**Short problem**
Transcribe each line exactly.
-- Start --
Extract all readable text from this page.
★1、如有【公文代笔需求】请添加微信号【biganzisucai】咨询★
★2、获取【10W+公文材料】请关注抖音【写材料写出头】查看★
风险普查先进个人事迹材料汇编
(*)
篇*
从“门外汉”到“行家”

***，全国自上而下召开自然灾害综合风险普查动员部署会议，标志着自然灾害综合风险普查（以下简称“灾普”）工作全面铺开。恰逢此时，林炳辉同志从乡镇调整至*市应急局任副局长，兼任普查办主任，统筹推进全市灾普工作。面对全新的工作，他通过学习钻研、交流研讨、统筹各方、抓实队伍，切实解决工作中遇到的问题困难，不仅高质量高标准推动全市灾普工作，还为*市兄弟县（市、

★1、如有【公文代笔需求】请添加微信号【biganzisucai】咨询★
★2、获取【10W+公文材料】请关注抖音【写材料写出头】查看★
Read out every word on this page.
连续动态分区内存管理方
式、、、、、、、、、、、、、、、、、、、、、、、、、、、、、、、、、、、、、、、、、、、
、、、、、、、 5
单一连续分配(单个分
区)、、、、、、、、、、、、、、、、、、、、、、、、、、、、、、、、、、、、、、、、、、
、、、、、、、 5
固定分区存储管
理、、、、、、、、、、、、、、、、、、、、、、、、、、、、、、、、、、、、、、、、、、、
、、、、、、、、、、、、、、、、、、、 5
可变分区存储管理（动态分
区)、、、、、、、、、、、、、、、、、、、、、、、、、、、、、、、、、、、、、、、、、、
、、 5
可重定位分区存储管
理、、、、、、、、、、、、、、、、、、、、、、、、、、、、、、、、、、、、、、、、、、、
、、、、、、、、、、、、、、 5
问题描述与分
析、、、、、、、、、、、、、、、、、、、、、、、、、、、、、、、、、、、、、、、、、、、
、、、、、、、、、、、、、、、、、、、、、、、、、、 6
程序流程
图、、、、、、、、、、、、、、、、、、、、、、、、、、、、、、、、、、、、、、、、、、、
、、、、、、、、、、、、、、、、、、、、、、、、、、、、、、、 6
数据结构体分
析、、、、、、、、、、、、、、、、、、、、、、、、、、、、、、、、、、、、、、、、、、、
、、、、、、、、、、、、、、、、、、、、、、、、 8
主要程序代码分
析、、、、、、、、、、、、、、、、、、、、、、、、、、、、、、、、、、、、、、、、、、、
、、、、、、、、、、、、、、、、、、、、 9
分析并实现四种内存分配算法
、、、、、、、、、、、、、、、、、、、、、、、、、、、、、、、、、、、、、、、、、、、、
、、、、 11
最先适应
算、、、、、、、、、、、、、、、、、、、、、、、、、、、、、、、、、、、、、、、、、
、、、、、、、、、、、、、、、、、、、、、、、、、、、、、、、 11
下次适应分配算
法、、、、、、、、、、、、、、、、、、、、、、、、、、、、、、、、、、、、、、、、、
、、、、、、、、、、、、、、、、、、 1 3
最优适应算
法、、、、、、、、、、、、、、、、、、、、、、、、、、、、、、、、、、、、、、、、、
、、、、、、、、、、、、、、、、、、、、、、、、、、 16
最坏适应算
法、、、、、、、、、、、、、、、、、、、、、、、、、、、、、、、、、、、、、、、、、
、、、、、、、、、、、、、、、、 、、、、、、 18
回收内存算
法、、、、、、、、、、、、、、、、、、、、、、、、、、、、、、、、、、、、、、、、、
-- End --
**Full output**
Extract all readable text from this page.
★1、如有【公文代笔需求】请添加微信号【biganzisucai】咨询★
★2、获取【10W+公文材料】请关注抖音【写材料写出头】查看★
风险普查先进个人事迹材料汇编
(*)
篇*
从“门外汉”到“行家”

***，全国自上而下召开自然灾害综合风险普查动员部署会议，标志着自然灾害综合风险普查（以下简称“灾普”）工作全面铺开。恰逢此时，林炳辉同志从乡镇调整至*市应急局任副局长，兼任普查办主任，统筹推进全市灾普工作。面对全新的工作，他通过学习钻研、交流研讨、统筹各方、抓实队伍，切实解决工作中遇到的问题困难，不仅高质量高标准推动全市灾普工作，还为*市兄弟县（市、

★1、如有【公文代笔需求】请添加微信号【biganzisucai】咨询★
★2、获取【10W+公文材料】请关注抖音【写材料写出头】查看★
Read out every word on this page.
连续动态分区内存管理方
式、、、、、、、、、、、、、、、、、、、、、、、、、、、、、、、、、、、、、、、、、、、
、、、、、、、 5
单一连续分配(单个分
区)、、、、、、、、、、、、、、、、、、、、、、、、、、、、、、、、、、、、、、、、、、
、、、、、、、 5
固定分区存储管
理、、、、、、、、、、、、、、、、、、、、、、、、、、、、、、、、、、、、、、、、、、、
、、、、、、、、、、、、、、、、、、、 5
可变分区存储管理（动态分
区)、、、、、、、、、、、、、、、、、、、、、、、、、、、、、、、、、、、、、、、、、、
、、 5
可重定位分区存储管
理、、、、、、、、、、、、、、、、、、、、、、、、、、、、、、、、、、、、、、、、、、、
、、、、、、、、、、、、、、 5
问题描述与分
析、、、、、、、、、、、、、、、、、、、、、、、、、、、、、、、、、、、、、、、、、、、
、、、、、、、、、、、、、、、、、、、、、、、、、、 6
程序流程
图、、、、、、、、、、、、、、、、、、、、、、、、、、、、、、、、、、、、、、、、、、、
、、、、、、、、、、、、、、、、、、、、、、、、、、、、、、、 6
数据结构体分
析、、、、、、、、、、、、、、、、、、、、、、、、、、、、、、、、、、、、、、、、、、、
、、、、、、、、、、、、、、、、、、、、、、、、 8
主要程序代码分
析、、、、、、、、、、、、、、、、、、、、、、、、、、、、、、、、、、、、、、、、、、、
、、、、、、、、、、、、、、、、、、、、 9
分析并实现四种内存分配算法
、、、、、、、、、、、、、、、、、、、、、、、、、、、、、、、、、、、、、、、、、、、、
、、、、 11
最先适应
算、、、、、、、、、、、、、、、、、、、、、、、、、、、、、、、、、、、、、、、、、
、、、、、、、、、、、、、、、、、、、、、、、、、、、、、、、 11
下次适应分配算
法、、、、、、、、、、、、、、、、、、、、、、、、、、、、、、、、、、、、、、、、、
、、、、、、、、、、、、、、、、、、 1 3
最优适应算
法、、、、、、、、、、、、、、、、、、、、、、、、、、、、、、、、、、、、、、、、、
、、、、、、、、、、、、、、、、、、、、、、、、、、 16
最坏适应算
法、、、、、、、、、、、、、、、、、、、、、、、、、、、、、、、、、、、、、、、、、
、、、、、、、、、、、、、、、、 、、、、、、 18
回收内存算
法、、、、、、、、、、、、、、、、、、、、、、、、、、、、、、、、、、、、、、、、、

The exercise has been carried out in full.